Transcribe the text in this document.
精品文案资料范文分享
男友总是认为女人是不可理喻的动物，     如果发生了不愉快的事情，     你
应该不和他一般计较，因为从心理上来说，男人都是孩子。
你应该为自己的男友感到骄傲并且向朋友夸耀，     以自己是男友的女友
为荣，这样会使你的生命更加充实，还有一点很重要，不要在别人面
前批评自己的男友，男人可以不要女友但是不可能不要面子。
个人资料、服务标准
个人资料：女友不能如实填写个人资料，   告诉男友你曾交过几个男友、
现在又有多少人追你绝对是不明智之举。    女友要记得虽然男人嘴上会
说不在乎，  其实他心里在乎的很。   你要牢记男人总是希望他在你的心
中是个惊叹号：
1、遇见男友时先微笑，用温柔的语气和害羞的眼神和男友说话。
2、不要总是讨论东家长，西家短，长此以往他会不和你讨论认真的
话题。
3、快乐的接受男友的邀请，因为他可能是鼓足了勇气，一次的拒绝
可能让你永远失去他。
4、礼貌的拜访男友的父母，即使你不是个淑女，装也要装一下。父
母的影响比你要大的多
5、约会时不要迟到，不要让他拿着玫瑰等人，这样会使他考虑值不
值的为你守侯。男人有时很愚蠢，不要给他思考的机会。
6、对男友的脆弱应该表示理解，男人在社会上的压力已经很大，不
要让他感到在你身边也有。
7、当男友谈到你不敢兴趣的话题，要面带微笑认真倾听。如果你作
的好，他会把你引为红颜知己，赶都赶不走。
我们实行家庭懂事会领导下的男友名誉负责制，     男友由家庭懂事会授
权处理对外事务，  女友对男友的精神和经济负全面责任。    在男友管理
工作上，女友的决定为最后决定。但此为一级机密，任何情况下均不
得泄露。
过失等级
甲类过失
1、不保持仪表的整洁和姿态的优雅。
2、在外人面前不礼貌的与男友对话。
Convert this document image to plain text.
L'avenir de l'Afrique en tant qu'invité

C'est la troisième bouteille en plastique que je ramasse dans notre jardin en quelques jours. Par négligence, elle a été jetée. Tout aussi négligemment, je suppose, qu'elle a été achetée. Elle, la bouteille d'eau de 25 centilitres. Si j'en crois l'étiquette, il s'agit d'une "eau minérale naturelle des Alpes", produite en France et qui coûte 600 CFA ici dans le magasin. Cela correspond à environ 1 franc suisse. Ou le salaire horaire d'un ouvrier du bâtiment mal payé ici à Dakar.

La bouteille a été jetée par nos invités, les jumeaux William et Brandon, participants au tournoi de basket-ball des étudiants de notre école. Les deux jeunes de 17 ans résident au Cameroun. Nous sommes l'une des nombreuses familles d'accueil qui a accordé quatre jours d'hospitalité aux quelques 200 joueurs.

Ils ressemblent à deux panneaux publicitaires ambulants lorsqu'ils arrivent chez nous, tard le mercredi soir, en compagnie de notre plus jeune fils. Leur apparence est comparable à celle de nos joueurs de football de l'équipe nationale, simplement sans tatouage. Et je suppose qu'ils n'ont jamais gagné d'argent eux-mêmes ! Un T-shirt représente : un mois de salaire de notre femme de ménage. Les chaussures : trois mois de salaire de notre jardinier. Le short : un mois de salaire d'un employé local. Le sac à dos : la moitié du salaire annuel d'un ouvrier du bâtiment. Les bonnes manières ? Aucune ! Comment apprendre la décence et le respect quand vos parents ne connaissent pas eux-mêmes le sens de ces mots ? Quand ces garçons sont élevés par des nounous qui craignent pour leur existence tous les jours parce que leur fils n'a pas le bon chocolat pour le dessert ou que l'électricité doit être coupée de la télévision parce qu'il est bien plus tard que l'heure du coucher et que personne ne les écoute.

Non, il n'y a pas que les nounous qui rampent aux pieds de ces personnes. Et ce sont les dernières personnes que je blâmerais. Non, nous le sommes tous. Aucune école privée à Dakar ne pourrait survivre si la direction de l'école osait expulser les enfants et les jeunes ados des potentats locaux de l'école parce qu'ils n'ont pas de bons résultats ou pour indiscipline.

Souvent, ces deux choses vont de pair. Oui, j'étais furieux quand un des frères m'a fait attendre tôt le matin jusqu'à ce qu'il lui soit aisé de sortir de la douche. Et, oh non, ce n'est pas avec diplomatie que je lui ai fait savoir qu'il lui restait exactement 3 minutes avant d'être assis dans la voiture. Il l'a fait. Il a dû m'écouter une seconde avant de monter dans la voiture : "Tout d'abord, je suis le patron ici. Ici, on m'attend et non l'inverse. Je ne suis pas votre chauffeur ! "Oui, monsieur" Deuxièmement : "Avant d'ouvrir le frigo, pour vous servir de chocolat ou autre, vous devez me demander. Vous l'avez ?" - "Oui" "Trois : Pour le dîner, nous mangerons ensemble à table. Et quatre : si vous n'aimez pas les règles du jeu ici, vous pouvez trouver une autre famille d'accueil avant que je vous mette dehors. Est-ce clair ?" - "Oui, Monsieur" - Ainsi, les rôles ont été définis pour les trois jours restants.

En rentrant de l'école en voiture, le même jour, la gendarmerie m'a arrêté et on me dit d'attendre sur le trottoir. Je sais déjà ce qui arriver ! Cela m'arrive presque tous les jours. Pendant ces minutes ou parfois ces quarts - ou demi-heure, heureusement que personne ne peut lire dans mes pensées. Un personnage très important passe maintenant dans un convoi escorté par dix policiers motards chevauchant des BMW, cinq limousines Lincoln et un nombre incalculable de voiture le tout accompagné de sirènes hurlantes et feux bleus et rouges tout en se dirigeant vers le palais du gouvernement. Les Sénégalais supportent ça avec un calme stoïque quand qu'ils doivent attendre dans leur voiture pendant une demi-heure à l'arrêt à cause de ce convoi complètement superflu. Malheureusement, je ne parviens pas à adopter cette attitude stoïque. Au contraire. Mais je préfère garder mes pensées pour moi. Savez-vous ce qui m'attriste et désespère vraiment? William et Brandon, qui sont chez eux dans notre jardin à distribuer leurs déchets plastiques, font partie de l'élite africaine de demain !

########

● What you will do: Write out all the records above again, exactly as they stand.

● Solution:
Transcribe the text in this document.
精品文案资料范文分享
男友总是认为女人是不可理喻的动物，     如果发生了不愉快的事情，     你
应该不和他一般计较，因为从心理上来说，男人都是孩子。
你应该为自己的男友感到骄傲并且向朋友夸耀，     以自己是男友的女友
为荣，这样会使你的生命更加充实，还有一点很重要，不要在别人面
前批评自己的男友，男人可以不要女友但是不可能不要面子。
个人资料、服务标准
个人资料：女友不能如实填写个人资料，   告诉男友你曾交过几个男友、
现在又有多少人追你绝对是不明智之举。    女友要记得虽然男人嘴上会
说不在乎，  其实他心里在乎的很。   你要牢记男人总是希望他在你的心
中是个惊叹号：
1、遇见男友时先微笑，用温柔的语气和害羞的眼神和男友说话。
2、不要总是讨论东家长，西家短，长此以往他会不和你讨论认真的
话题。
3、快乐的接受男友的邀请，因为他可能是鼓足了勇气，一次的拒绝
可能让你永远失去他。
4、礼貌的拜访男友的父母，即使你不是个淑女，装也要装一下。父
母的影响比你要大的多
5、约会时不要迟到，不要让他拿着玫瑰等人，这样会使他考虑值不
值的为你守侯。男人有时很愚蠢，不要给他思考的机会。
6、对男友的脆弱应该表示理解，男人在社会上的压力已经很大，不
要让他感到在你身边也有。
7、当男友谈到你不敢兴趣的话题，要面带微笑认真倾听。如果你作
的好，他会把你引为红颜知己，赶都赶不走。
我们实行家庭懂事会领导下的男友名誉负责制，     男友由家庭懂事会授
权处理对外事务，  女友对男友的精神和经济负全面责任。    在男友管理
工作上，女友的决定为最后决定。但此为一级机密，任何情况下均不
得泄露。
过失等级
甲类过失
1、不保持仪表的整洁和姿态的优雅。
2、在外人面前不礼貌的与男友对话。
Convert this document image to plain text.
L'avenir de l'Afrique en tant qu'invité

C'est la troisième bouteille en plastique que je ramasse dans notre jardin en quelques jours. Par négligence, elle a été jetée. Tout aussi négligemment, je suppose, qu'elle a été achetée. Elle, la bouteille d'eau de 25 centilitres. Si j'en crois l'étiquette, il s'agit d'une "eau minérale naturelle des Alpes", produite en France et qui coûte 600 CFA ici dans le magasin. Cela correspond à environ 1 franc suisse. Ou le salaire horaire d'un ouvrier du bâtiment mal payé ici à Dakar.

La bouteille a été jetée par nos invités, les jumeaux William et Brandon, participants au tournoi de basket-ball des étudiants de notre école. Les deux jeunes de 17 ans résident au Cameroun. Nous sommes l'une des nombreuses familles d'accueil qui a accordé quatre jours d'hospitalité aux quelques 200 joueurs.

Ils ressemblent à deux panneaux publicitaires ambulants lorsqu'ils arrivent chez nous, tard le mercredi soir, en compagnie de notre plus jeune fils. Leur apparence est comparable à celle de nos joueurs de football de l'équipe nationale, simplement sans tatouage. Et je suppose qu'ils n'ont jamais gagné d'argent eux-mêmes ! Un T-shirt représente : un mois de salaire de notre femme de ménage. Les chaussures : trois mois de salaire de notre jardinier. Le short : un mois de salaire d'un employé local. Le sac à dos : la moitié du salaire annuel d'un ouvrier du bâtiment. Les bonnes manières ? Aucune ! Comment apprendre la décence et le respect quand vos parents ne connaissent pas eux-mêmes le sens de ces mots ? Quand ces garçons sont élevés par des nounous qui craignent pour leur existence tous les jours parce que leur fils n'a pas le bon chocolat pour le dessert ou que l'électricité doit être coupée de la télévision parce qu'il est bien plus tard que l'heure du coucher et que personne ne les écoute.

Non, il n'y a pas que les nounous qui rampent aux pieds de ces personnes. Et ce sont les dernières personnes que je blâmerais. Non, nous le sommes tous. Aucune école privée à Dakar ne pourrait survivre si la direction de l'école osait expulser les enfants et les jeunes ados des potentats locaux de l'école parce qu'ils n'ont pas de bons résultats ou pour indiscipline.

Souvent, ces deux choses vont de pair. Oui, j'étais furieux quand un des frères m'a fait attendre tôt le matin jusqu'à ce qu'il lui soit aisé de sortir de la douche. Et, oh non, ce n'est pas avec diplomatie que je lui ai fait savoir qu'il lui restait exactement 3 minutes avant d'être assis dans la voiture. Il l'a fait. Il a dû m'écouter une seconde avant de monter dans la voiture : "Tout d'abord, je suis le patron ici. Ici, on m'attend et non l'inverse. Je ne suis pas votre chauffeur ! "Oui, monsieur" Deuxièmement : "Avant d'ouvrir le frigo, pour vous servir de chocolat ou autre, vous devez me demander. Vous l'avez ?" - "Oui" "Trois : Pour le dîner, nous mangerons ensemble à table. Et quatre : si vous n'aimez pas les règles du jeu ici, vous pouvez trouver une autre famille d'accueil avant que je vous mette dehors. Est-ce clair ?" - "Oui, Monsieur" - Ainsi, les rôles ont été définis pour les trois jours restants.

En rentrant de l'école en voiture, le même jour, la gendarmerie m'a arrêté et on me dit d'attendre sur le trottoir. Je sais déjà ce qui arriver ! Cela m'arrive presque tous les jours. Pendant ces minutes ou parfois ces quarts - ou demi-heure, heureusement que personne ne peut lire dans mes pensées. Un personnage très important passe maintenant dans un convoi escorté par dix policiers motards chevauchant des BMW, cinq limousines Lincoln et un nombre incalculable de voiture le tout accompagné de sirènes hurlantes et feux bleus et rouges tout en se dirigeant vers le palais du gouvernement. Les Sénégalais supportent ça avec un calme stoïque quand qu'ils doivent attendre dans leur voiture pendant une demi-heure à l'arrêt à cause de ce convoi complètement superflu. Malheureusement, je ne parviens pas à adopter cette attitude stoïque. Au contraire. Mais je préfère garder mes pensées pour moi. Savez-vous ce qui m'attriste et désespère vraiment? William et Brandon, qui sont chez eux dans notre jardin à distribuer leurs déchets plastiques, font partie de l'élite africaine de demain !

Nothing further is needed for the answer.